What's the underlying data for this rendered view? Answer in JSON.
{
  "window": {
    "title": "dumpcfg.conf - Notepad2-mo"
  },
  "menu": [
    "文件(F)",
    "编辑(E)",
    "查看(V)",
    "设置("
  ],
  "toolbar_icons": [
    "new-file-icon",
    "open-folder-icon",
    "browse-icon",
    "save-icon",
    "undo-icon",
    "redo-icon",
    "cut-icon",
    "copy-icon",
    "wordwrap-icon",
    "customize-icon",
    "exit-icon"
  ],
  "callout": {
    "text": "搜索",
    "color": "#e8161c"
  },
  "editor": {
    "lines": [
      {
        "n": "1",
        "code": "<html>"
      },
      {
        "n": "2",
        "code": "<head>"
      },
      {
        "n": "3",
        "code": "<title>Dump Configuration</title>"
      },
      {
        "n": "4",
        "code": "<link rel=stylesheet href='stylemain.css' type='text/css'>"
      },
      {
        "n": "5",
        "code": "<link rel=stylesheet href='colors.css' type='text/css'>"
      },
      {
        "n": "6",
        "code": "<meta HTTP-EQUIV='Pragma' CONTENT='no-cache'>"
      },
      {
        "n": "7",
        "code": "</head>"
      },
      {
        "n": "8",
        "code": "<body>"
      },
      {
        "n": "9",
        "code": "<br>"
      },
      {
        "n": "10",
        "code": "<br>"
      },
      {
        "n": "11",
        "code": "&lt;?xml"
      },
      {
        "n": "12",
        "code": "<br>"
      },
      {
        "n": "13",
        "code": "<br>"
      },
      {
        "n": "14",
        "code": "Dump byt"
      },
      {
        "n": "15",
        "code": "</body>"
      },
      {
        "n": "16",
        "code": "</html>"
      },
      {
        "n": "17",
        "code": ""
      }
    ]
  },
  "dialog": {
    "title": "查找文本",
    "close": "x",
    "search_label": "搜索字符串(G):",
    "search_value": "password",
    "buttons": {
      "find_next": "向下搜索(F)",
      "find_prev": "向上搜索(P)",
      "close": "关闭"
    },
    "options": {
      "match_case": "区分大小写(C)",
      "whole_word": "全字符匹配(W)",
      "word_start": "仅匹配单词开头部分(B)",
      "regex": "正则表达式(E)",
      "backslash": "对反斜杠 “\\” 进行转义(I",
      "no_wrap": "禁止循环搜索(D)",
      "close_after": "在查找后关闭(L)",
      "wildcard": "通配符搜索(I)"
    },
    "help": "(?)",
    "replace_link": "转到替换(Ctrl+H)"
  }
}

Given exercise | Your task is to output all of the data above word for word.

Reply to the task |
What's the underlying data for this rendered view? Answer in JSON.
{
  "window": {
    "title": "dumpcfg.conf - Notepad2-mo"
  },
  "menu": [
    "文件(F)",
    "编辑(E)",
    "查看(V)",
    "设置("
  ],
  "toolbar_icons": [
    "new-file-icon",
    "open-folder-icon",
    "browse-icon",
    "save-icon",
    "undo-icon",
    "redo-icon",
    "cut-icon",
    "copy-icon",
    "wordwrap-icon",
    "customize-icon",
    "exit-icon"
  ],
  "callout": {
    "text": "搜索",
    "color": "#e8161c"
  },
  "editor": {
    "lines": [
      {
        "n": "1",
        "code": "<html>"
      },
      {
        "n": "2",
        "code": "<head>"
      },
      {
        "n": "3",
        "code": "<title>Dump Configuration</title>"
      },
      {
        "n": "4",
        "code": "<link rel=stylesheet href='stylemain.css' type='text/css'>"
      },
      {
        "n": "5",
        "code": "<link rel=stylesheet href='colors.css' type='text/css'>"
      },
      {
        "n": "6",
        "code": "<meta HTTP-EQUIV='Pragma' CONTENT='no-cache'>"
      },
      {
        "n": "7",
        "code": "</head>"
      },
      {
        "n": "8",
        "code": "<body>"
      },
      {
        "n": "9",
        "code": "<br>"
      },
      {
        "n": "10",
        "code": "<br>"
      },
      {
        "n": "11",
        "code": "&lt;?xml"
      },
      {
        "n": "12",
        "code": "<br>"
      },
      {
        "n": "13",
        "code": "<br>"
      },
      {
        "n": "14",
        "code": "Dump byt"
      },
      {
        "n": "15",
        "code": "</body>"
      },
      {
        "n": "16",
        "code": "</html>"
      },
      {
        "n": "17",
        "code": ""
      }
    ]
  },
  "dialog": {
    "title": "查找文本",
    "close": "x",
    "search_label": "搜索字符串(G):",
    "search_value": "password",
    "buttons": {
      "find_next": "向下搜索(F)",
      "find_prev": "向上搜索(P)",
      "close": "关闭"
    },
    "options": {
      "match_case": "区分大小写(C)",
      "whole_word": "全字符匹配(W)",
      "word_start": "仅匹配单词开头部分(B)",
      "regex": "正则表达式(E)",
      "backslash": "对反斜杠 “\\” 进行转义(I",
      "no_wrap": "禁止循环搜索(D)",
      "close_after": "在查找后关闭(L)",
      "wildcard": "通配符搜索(I)"
    },
    "help": "(?)",
    "replace_link": "转到替换(Ctrl+H)"
  }
}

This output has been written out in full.